EXERCISE MATERIALS:
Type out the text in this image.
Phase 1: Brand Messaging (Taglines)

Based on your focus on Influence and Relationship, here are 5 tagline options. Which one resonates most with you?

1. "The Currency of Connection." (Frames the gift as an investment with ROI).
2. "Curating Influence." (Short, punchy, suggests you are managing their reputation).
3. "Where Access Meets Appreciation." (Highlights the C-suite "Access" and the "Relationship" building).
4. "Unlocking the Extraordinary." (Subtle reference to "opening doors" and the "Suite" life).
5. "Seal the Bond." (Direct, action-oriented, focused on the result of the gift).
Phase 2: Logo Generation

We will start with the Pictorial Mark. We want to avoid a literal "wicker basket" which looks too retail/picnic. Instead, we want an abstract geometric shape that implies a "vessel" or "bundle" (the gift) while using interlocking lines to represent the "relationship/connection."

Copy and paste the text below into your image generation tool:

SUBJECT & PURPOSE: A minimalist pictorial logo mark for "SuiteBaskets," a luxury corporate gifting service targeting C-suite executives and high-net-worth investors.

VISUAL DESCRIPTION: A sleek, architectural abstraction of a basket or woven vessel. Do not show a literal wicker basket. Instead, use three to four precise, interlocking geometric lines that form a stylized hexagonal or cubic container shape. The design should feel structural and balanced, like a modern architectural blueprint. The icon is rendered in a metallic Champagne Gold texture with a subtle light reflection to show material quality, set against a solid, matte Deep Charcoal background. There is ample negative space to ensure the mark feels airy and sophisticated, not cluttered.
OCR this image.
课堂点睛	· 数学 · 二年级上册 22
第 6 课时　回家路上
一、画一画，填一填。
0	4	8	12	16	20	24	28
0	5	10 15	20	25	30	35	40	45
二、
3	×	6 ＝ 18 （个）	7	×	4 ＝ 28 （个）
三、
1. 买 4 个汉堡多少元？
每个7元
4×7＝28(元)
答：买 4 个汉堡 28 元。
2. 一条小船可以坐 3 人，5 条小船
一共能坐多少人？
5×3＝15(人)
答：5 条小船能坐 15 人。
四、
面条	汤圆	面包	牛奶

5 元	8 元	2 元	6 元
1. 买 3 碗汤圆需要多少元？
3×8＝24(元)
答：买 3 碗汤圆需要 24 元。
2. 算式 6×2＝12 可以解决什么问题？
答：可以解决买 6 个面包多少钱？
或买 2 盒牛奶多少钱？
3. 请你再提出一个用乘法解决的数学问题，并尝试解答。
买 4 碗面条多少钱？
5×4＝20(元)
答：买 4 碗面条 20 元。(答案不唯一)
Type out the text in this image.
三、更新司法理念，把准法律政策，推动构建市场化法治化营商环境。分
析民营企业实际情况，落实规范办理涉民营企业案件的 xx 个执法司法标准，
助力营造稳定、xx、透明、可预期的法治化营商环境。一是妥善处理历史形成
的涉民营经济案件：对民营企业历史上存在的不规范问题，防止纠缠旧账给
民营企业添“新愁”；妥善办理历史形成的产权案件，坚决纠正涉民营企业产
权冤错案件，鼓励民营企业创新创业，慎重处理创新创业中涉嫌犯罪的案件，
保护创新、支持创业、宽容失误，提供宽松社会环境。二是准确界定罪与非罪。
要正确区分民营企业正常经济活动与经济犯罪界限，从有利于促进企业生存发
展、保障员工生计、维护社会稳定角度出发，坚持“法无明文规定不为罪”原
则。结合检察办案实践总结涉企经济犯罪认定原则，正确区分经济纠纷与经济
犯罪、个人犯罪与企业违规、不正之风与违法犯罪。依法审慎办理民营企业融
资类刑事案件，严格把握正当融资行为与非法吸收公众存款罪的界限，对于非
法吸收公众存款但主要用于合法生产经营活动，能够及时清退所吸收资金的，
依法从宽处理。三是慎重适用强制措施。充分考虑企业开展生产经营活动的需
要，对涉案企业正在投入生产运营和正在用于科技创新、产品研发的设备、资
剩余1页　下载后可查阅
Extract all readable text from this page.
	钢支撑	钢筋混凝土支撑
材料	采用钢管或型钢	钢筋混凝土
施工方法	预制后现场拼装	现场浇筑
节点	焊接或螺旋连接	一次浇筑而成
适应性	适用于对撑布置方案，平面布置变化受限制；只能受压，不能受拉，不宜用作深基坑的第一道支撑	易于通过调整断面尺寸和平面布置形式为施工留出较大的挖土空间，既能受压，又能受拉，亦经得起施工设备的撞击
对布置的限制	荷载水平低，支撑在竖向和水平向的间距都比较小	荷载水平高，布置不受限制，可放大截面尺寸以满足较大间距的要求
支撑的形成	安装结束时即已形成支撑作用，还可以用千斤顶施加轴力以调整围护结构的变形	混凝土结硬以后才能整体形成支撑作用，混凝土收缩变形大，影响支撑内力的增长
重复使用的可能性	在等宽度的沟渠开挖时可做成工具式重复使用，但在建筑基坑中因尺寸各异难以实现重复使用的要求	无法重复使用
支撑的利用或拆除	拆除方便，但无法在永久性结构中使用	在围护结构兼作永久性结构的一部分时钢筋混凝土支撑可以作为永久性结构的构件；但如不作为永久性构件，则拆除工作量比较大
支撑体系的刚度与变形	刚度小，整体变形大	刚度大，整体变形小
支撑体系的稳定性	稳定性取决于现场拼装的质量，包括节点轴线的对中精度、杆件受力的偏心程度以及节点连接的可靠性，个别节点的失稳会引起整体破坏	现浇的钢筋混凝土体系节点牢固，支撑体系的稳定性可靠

REQUIREMENT: Set down the listing in full, keeping every word exactly as it is.

WRITTEN SOLUTION:
Type out the text in this image.
Phase 1: Brand Messaging (Taglines)

Based on your focus on Influence and Relationship, here are 5 tagline options. Which one resonates most with you?

1. "The Currency of Connection." (Frames the gift as an investment with ROI).
2. "Curating Influence." (Short, punchy, suggests you are managing their reputation).
3. "Where Access Meets Appreciation." (Highlights the C-suite "Access" and the "Relationship" building).
4. "Unlocking the Extraordinary." (Subtle reference to "opening doors" and the "Suite" life).
5. "Seal the Bond." (Direct, action-oriented, focused on the result of the gift).
Phase 2: Logo Generation

We will start with the Pictorial Mark. We want to avoid a literal "wicker basket" which looks too retail/picnic. Instead, we want an abstract geometric shape that implies a "vessel" or "bundle" (the gift) while using interlocking lines to represent the "relationship/connection."

Copy and paste the text below into your image generation tool:

SUBJECT & PURPOSE: A minimalist pictorial logo mark for "SuiteBaskets," a luxury corporate gifting service targeting C-suite executives and high-net-worth investors.

VISUAL DESCRIPTION: A sleek, architectural abstraction of a basket or woven vessel. Do not show a literal wicker basket. Instead, use three to four precise, interlocking geometric lines that form a stylized hexagonal or cubic container shape. The design should feel structural and balanced, like a modern architectural blueprint. The icon is rendered in a metallic Champagne Gold texture with a subtle light reflection to show material quality, set against a solid, matte Deep Charcoal background. There is ample negative space to ensure the mark feels airy and sophisticated, not cluttered.
OCR this image.
课堂点睛	· 数学 · 二年级上册 22
第 6 课时　回家路上
一、画一画，填一填。
0	4	8	12	16	20	24	28
0	5	10 15	20	25	30	35	40	45
二、
3	×	6 ＝ 18 （个）	7	×	4 ＝ 28 （个）
三、
1. 买 4 个汉堡多少元？
每个7元
4×7＝28(元)
答：买 4 个汉堡 28 元。
2. 一条小船可以坐 3 人，5 条小船
一共能坐多少人？
5×3＝15(人)
答：5 条小船能坐 15 人。
四、
面条	汤圆	面包	牛奶

5 元	8 元	2 元	6 元
1. 买 3 碗汤圆需要多少元？
3×8＝24(元)
答：买 3 碗汤圆需要 24 元。
2. 算式 6×2＝12 可以解决什么问题？
答：可以解决买 6 个面包多少钱？
或买 2 盒牛奶多少钱？
3. 请你再提出一个用乘法解决的数学问题，并尝试解答。
买 4 碗面条多少钱？
5×4＝20(元)
答：买 4 碗面条 20 元。(答案不唯一)
Type out the text in this image.
三、更新司法理念，把准法律政策，推动构建市场化法治化营商环境。分
析民营企业实际情况，落实规范办理涉民营企业案件的 xx 个执法司法标准，
助力营造稳定、xx、透明、可预期的法治化营商环境。一是妥善处理历史形成
的涉民营经济案件：对民营企业历史上存在的不规范问题，防止纠缠旧账给
民营企业添“新愁”；妥善办理历史形成的产权案件，坚决纠正涉民营企业产
权冤错案件，鼓励民营企业创新创业，慎重处理创新创业中涉嫌犯罪的案件，
保护创新、支持创业、宽容失误，提供宽松社会环境。二是准确界定罪与非罪。
要正确区分民营企业正常经济活动与经济犯罪界限，从有利于促进企业生存发
展、保障员工生计、维护社会稳定角度出发，坚持“法无明文规定不为罪”原
则。结合检察办案实践总结涉企经济犯罪认定原则，正确区分经济纠纷与经济
犯罪、个人犯罪与企业违规、不正之风与违法犯罪。依法审慎办理民营企业融
资类刑事案件，严格把握正当融资行为与非法吸收公众存款罪的界限，对于非
法吸收公众存款但主要用于合法生产经营活动，能够及时清退所吸收资金的，
依法从宽处理。三是慎重适用强制措施。充分考虑企业开展生产经营活动的需
要，对涉案企业正在投入生产运营和正在用于科技创新、产品研发的设备、资
剩余1页　下载后可查阅
Extract all readable text from this page.
	钢支撑	钢筋混凝土支撑
材料	采用钢管或型钢	钢筋混凝土
施工方法	预制后现场拼装	现场浇筑
节点	焊接或螺旋连接	一次浇筑而成
适应性	适用于对撑布置方案，平面布置变化受限制；只能受压，不能受拉，不宜用作深基坑的第一道支撑	易于通过调整断面尺寸和平面布置形式为施工留出较大的挖土空间，既能受压，又能受拉，亦经得起施工设备的撞击
对布置的限制	荷载水平低，支撑在竖向和水平向的间距都比较小	荷载水平高，布置不受限制，可放大截面尺寸以满足较大间距的要求
支撑的形成	安装结束时即已形成支撑作用，还可以用千斤顶施加轴力以调整围护结构的变形	混凝土结硬以后才能整体形成支撑作用，混凝土收缩变形大，影响支撑内力的增长
重复使用的可能性	在等宽度的沟渠开挖时可做成工具式重复使用，但在建筑基坑中因尺寸各异难以实现重复使用的要求	无法重复使用
支撑的利用或拆除	拆除方便，但无法在永久性结构中使用	在围护结构兼作永久性结构的一部分时钢筋混凝土支撑可以作为永久性结构的构件；但如不作为永久性构件，则拆除工作量比较大
支撑体系的刚度与变形	刚度小，整体变形大	刚度大，整体变形小
支撑体系的稳定性	稳定性取决于现场拼装的质量，包括节点轴线的对中精度、杆件受力的偏心程度以及节点连接的可靠性，个别节点的失稳会引起整体破坏	现浇的钢筋混凝土体系节点牢固，支撑体系的稳定性可靠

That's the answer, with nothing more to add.